#### WHAT IS EXPECTED:
Report how many lines contain the word "screenshot"; answer with the number only.

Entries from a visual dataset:
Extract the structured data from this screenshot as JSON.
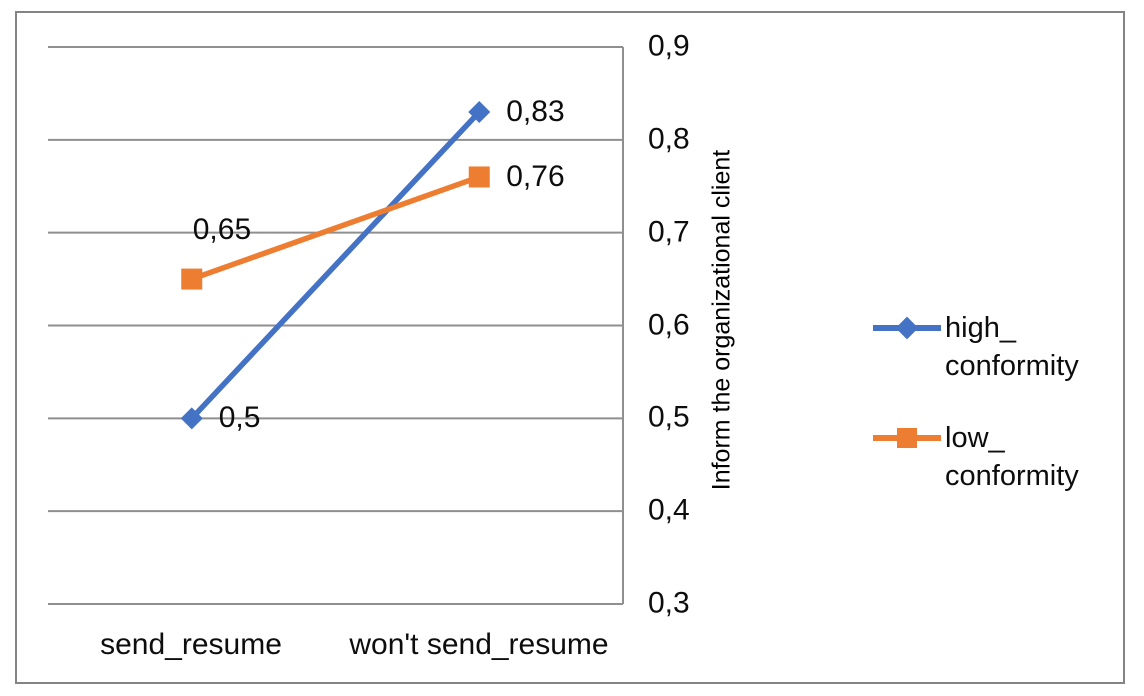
{
  "figure": {
    "background": "#ffffff",
    "border_color": "#848484",
    "grid_color": "#8f8f8f",
    "text_color": "#0d0d0d"
  },
  "chart_data": {
    "type": "line",
    "categories": [
      "send_resume",
      "won't send_resume"
    ],
    "series": [
      {
        "name": "high_conformity",
        "values": [
          0.5,
          0.83
        ],
        "point_labels": [
          "0,5",
          "0,83"
        ],
        "color": "#4472C4",
        "marker": "diamond"
      },
      {
        "name": "low_conformity",
        "values": [
          0.65,
          0.76
        ],
        "point_labels": [
          "0,65",
          "0,76"
        ],
        "color": "#ED7D31",
        "marker": "square"
      }
    ],
    "ylabel": "Inform the organizational client",
    "ylim": [
      0.3,
      0.9
    ],
    "yticks": [
      0.9,
      0.8,
      0.7,
      0.6,
      0.5,
      0.4,
      0.3
    ],
    "ytick_labels": [
      "0,9",
      "0,8",
      "0,7",
      "0,6",
      "0,5",
      "0,4",
      "0,3"
    ],
    "y_axis_side": "right",
    "grid": true,
    "legend": {
      "position": "right",
      "entries": [
        {
          "series": "high_conformity",
          "line1": "high_",
          "line2": "conformity"
        },
        {
          "series": "low_conformity",
          "line1": "low_",
          "line2": "conformity"
        }
      ]
    }
  }
}
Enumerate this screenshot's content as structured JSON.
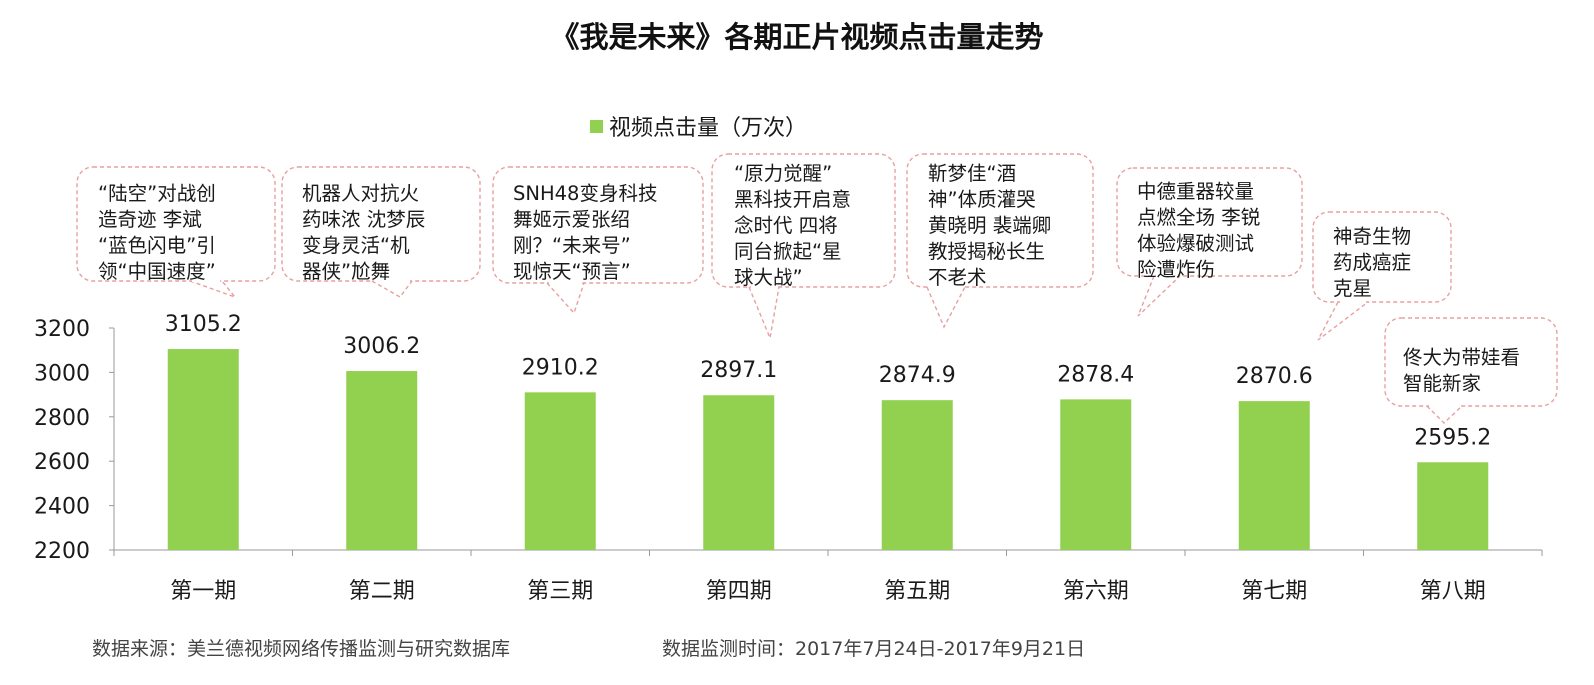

#### SOLUTION:
2